## Directions
Every line below that contains "документов" is to be copied.

## Dataset rows
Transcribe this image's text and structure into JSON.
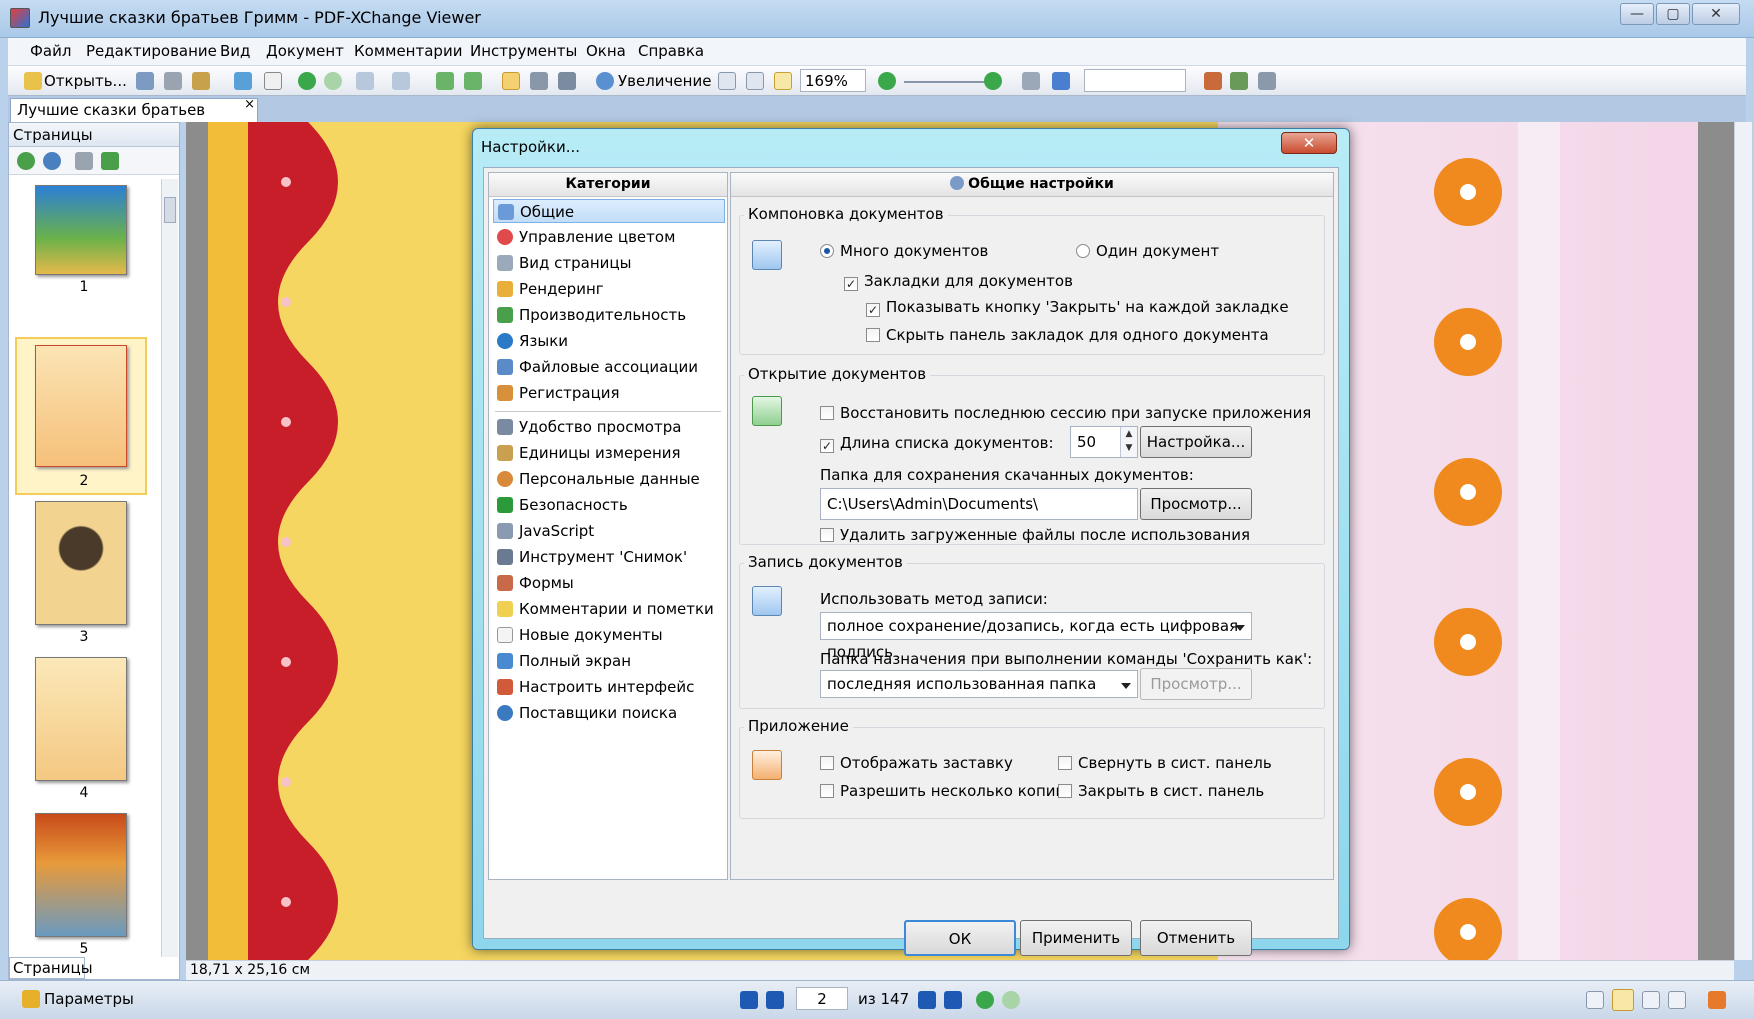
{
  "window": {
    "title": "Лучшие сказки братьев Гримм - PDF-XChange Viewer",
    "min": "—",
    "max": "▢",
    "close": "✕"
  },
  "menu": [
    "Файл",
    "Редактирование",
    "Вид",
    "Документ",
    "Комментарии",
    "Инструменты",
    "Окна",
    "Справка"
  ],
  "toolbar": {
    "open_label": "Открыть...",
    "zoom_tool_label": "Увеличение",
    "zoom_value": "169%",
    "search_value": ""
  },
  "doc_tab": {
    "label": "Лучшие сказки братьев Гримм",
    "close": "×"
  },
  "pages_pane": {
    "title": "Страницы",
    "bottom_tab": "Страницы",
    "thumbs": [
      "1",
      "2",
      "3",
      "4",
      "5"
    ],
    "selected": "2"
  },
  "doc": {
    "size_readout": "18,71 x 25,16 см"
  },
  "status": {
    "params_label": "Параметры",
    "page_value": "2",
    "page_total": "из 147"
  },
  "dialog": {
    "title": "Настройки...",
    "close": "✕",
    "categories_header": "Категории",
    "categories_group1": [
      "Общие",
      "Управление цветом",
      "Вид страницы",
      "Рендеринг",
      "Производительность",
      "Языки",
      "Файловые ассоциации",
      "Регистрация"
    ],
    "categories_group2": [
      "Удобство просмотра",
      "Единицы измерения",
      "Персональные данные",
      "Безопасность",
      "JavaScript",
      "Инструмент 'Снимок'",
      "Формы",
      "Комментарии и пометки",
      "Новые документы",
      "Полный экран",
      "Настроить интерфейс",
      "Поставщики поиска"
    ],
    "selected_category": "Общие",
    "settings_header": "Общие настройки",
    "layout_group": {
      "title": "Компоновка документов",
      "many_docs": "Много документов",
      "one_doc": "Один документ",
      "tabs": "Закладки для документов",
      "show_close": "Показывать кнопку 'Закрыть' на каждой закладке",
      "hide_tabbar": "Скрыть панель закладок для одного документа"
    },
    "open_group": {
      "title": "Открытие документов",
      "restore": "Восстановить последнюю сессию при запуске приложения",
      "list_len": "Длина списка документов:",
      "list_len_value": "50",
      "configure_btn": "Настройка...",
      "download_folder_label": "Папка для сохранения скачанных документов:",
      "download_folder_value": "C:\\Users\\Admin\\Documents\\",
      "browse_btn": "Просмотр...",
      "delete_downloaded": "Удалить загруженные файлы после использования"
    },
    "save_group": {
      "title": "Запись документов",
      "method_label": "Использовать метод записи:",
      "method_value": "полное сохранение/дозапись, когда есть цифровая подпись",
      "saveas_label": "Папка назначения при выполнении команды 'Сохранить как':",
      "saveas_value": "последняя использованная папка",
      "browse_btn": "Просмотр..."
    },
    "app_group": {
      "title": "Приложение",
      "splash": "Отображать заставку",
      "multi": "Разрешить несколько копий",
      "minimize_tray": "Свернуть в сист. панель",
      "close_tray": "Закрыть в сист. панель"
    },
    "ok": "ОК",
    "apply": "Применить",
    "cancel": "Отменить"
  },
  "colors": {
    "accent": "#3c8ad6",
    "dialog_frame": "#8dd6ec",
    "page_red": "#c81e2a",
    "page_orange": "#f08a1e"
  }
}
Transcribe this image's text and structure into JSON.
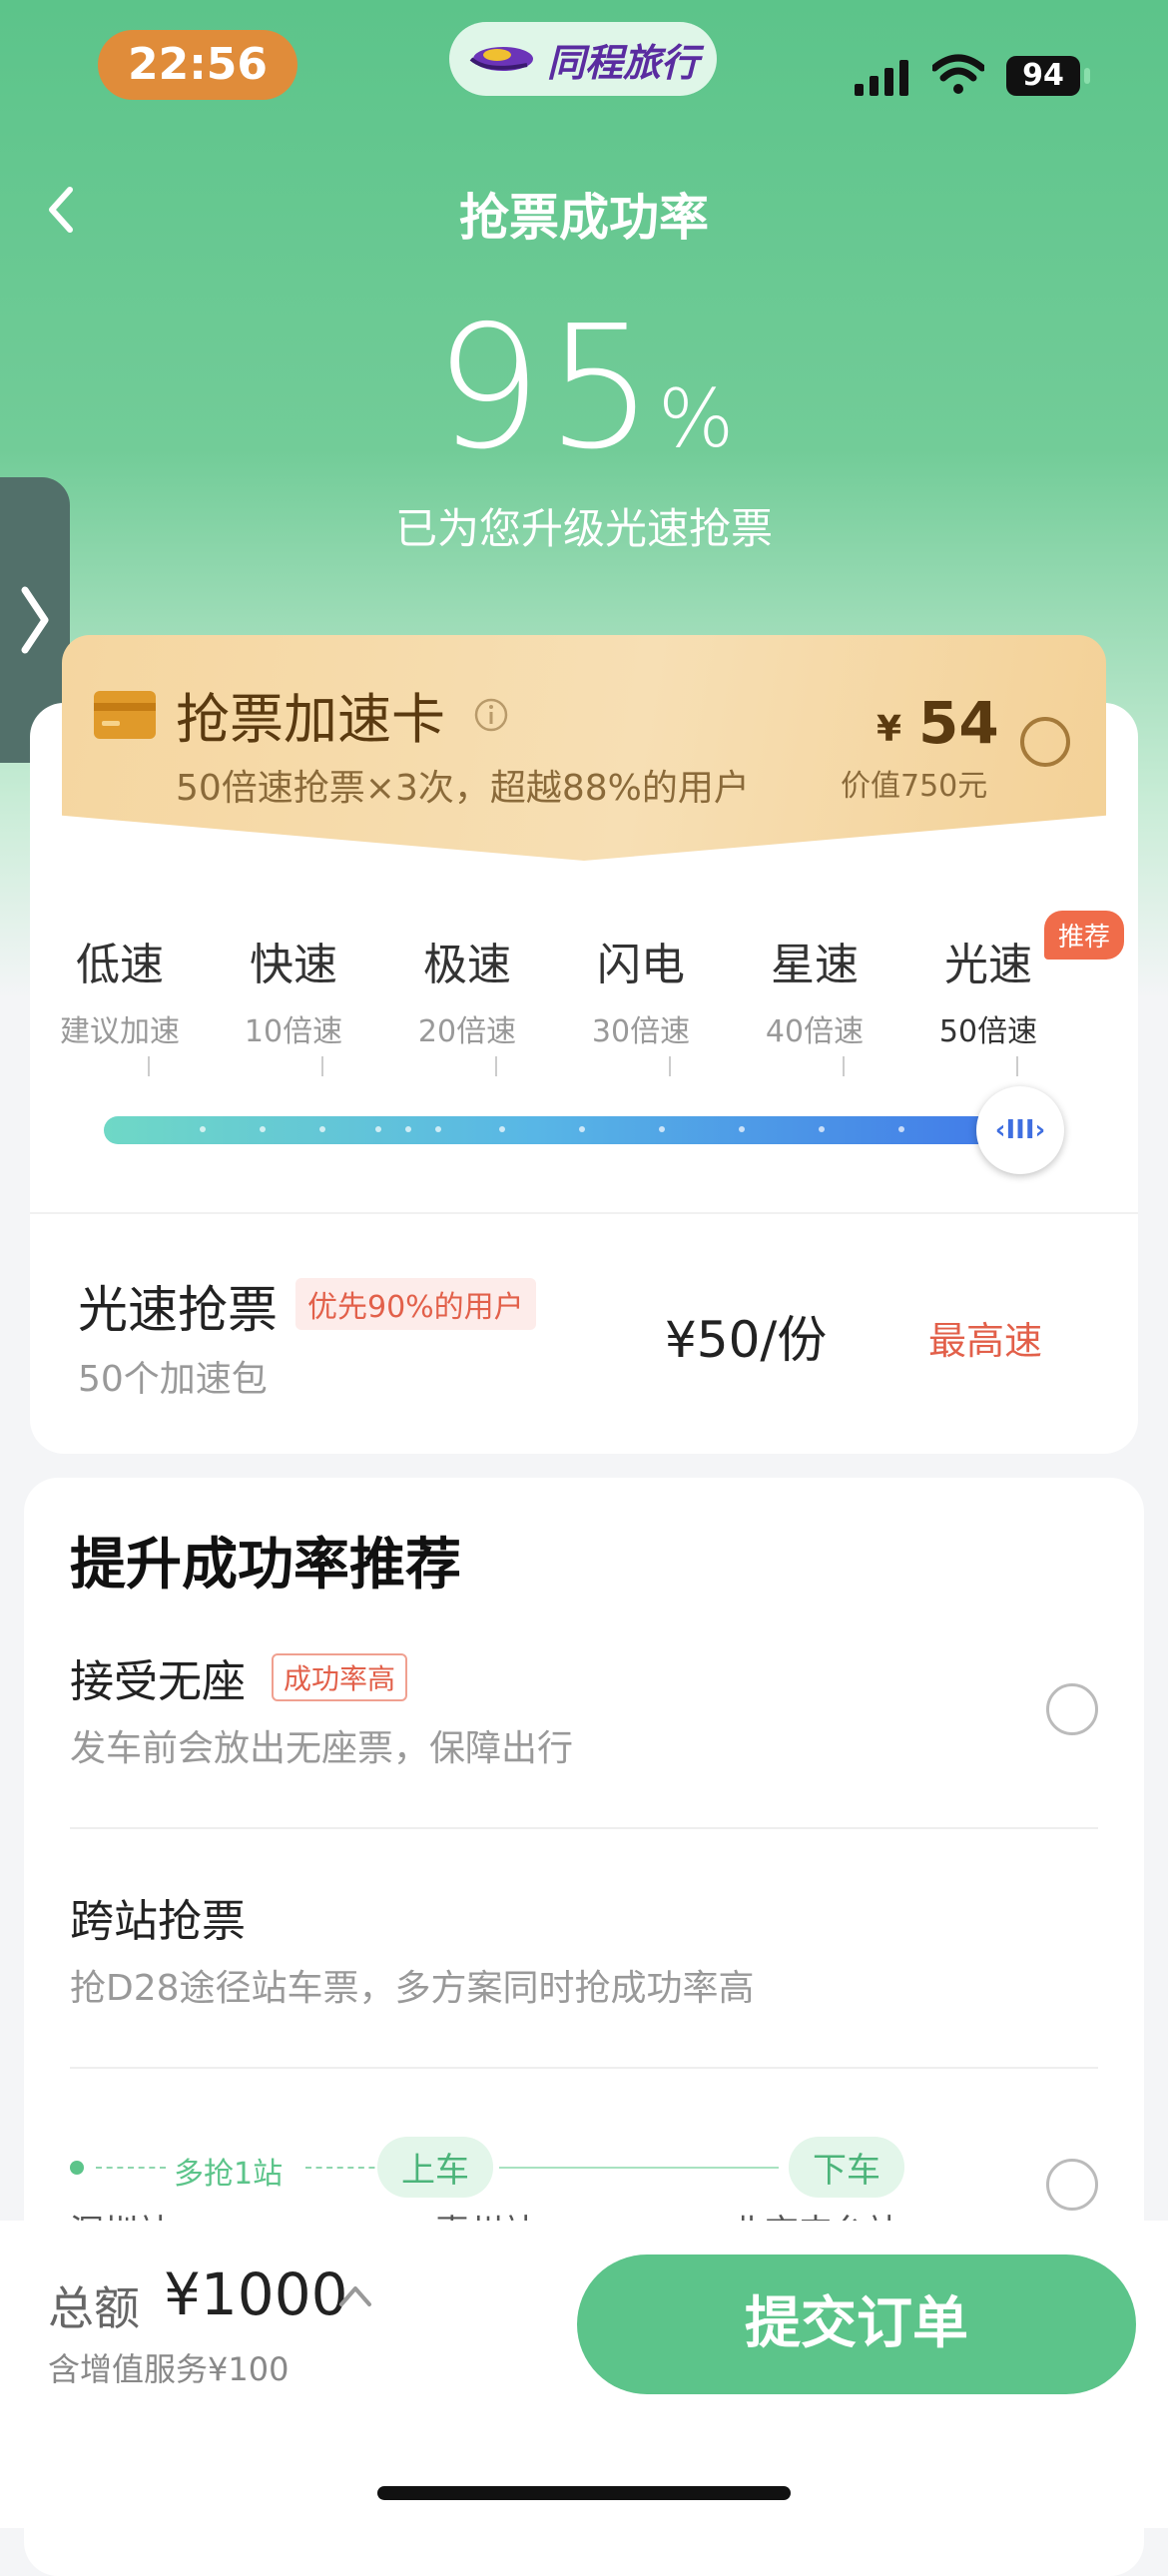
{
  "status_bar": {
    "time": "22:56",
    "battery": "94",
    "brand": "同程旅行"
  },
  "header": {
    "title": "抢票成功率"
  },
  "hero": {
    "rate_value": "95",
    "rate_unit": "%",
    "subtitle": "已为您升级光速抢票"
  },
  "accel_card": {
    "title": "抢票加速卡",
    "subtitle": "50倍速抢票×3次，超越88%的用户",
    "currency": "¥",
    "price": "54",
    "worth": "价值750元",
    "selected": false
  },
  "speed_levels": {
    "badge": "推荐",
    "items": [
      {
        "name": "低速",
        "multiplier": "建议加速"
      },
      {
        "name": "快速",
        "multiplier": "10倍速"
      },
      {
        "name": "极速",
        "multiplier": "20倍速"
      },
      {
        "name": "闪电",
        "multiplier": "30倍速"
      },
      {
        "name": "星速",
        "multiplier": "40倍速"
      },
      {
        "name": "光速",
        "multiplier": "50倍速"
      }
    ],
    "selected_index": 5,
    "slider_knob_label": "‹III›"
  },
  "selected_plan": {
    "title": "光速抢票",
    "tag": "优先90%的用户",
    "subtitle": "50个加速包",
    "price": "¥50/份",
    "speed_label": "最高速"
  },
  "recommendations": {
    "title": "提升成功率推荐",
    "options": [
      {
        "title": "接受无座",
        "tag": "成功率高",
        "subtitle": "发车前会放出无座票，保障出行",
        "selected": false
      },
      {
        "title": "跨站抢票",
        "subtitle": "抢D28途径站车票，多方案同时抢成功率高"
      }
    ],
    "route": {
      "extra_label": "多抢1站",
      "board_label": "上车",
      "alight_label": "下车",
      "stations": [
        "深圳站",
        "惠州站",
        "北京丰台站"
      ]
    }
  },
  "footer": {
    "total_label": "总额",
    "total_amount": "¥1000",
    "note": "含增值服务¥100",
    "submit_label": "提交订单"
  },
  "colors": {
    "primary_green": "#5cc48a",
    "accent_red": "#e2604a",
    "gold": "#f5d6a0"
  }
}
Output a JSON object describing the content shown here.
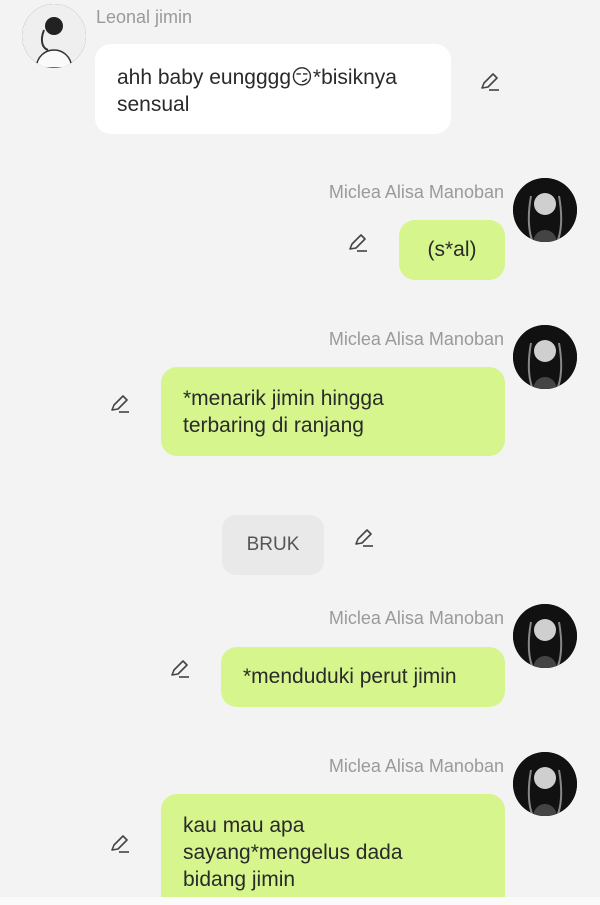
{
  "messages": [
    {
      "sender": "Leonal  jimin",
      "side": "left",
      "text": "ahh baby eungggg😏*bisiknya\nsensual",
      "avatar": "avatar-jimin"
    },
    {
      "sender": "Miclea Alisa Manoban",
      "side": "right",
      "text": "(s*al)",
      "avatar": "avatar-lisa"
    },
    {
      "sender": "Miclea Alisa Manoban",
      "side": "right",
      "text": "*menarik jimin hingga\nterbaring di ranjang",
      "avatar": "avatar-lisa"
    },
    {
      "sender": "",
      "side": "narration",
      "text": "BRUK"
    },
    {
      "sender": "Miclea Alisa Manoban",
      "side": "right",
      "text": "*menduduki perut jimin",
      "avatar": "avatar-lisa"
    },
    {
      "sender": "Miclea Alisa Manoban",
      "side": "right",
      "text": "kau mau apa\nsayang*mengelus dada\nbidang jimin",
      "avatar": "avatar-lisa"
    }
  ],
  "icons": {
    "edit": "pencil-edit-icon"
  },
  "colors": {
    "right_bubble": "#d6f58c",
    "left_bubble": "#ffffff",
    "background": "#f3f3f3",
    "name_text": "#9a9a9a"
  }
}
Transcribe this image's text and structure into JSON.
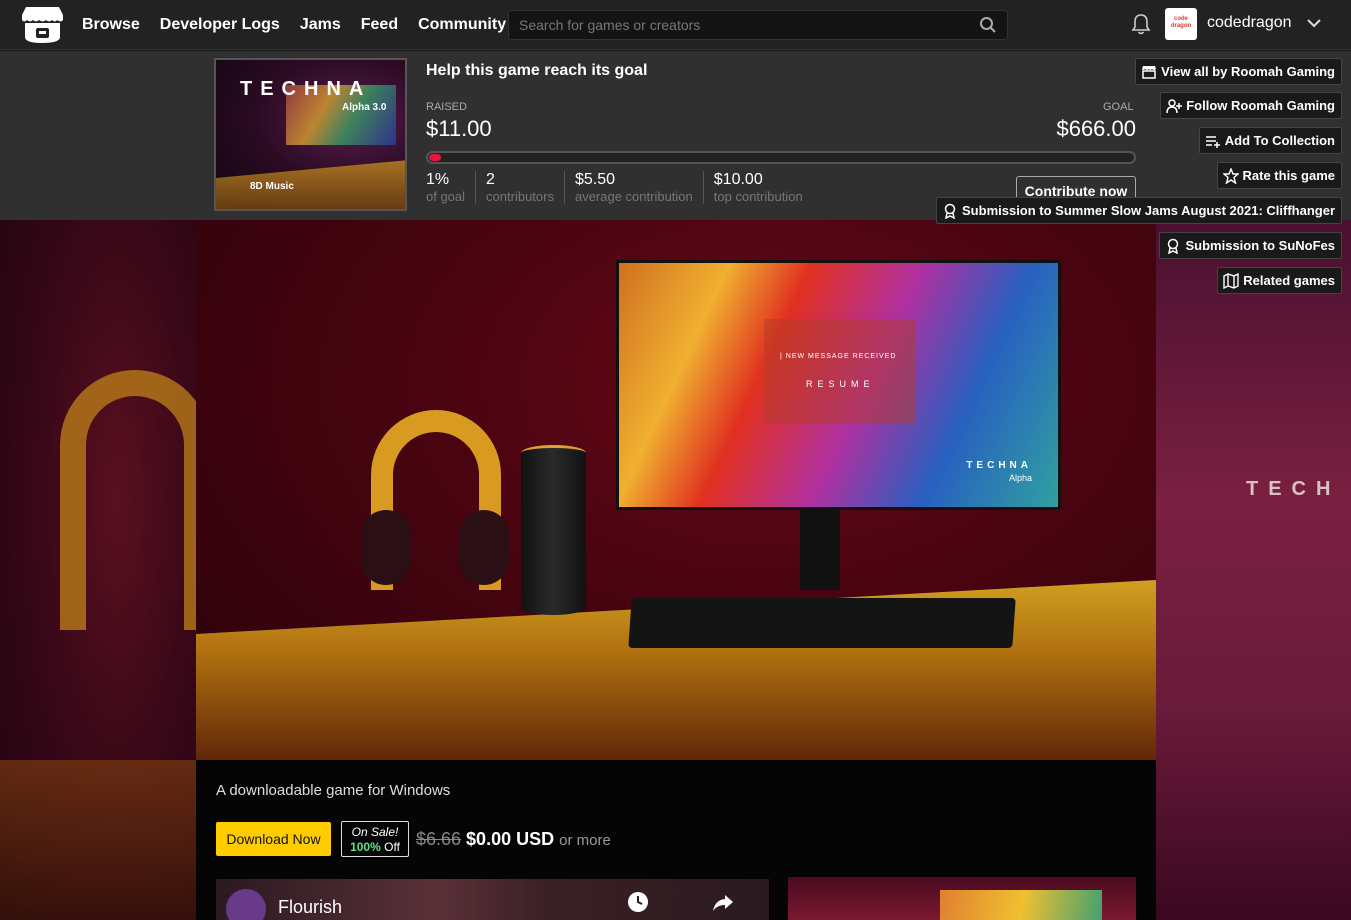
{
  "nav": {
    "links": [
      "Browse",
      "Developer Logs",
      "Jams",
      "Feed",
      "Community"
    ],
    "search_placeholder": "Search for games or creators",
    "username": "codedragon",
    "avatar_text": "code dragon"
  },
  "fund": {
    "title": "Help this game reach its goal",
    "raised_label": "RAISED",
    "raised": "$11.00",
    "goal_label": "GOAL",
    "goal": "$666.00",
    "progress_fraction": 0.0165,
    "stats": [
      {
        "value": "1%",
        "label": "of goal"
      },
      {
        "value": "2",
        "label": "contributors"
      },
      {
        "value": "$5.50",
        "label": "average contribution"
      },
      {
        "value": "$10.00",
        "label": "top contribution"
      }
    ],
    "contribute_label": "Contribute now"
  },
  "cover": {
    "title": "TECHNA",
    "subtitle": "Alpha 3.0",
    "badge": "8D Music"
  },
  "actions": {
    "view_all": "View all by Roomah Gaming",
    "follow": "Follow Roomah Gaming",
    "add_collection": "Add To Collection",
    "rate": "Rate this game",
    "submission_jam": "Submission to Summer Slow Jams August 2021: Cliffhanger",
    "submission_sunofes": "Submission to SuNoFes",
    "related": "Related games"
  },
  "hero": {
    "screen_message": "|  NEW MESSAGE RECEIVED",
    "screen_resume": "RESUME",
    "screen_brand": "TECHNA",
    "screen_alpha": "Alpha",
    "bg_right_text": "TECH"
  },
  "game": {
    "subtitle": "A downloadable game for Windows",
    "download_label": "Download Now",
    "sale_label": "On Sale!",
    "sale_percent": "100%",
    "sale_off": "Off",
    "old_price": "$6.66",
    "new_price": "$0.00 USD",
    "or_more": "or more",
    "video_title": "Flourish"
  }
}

## Task result
      "title": "Компоновка документов",
      "many_docs": "Много документов",
      "tabs": "Закладки для документов",
      "title": "Открытие документов",
      "list_len": "Длина списка документов:",
      "download_folder_label": "Папка для сохранения скачанных документов:",
      "title": "Запись документов",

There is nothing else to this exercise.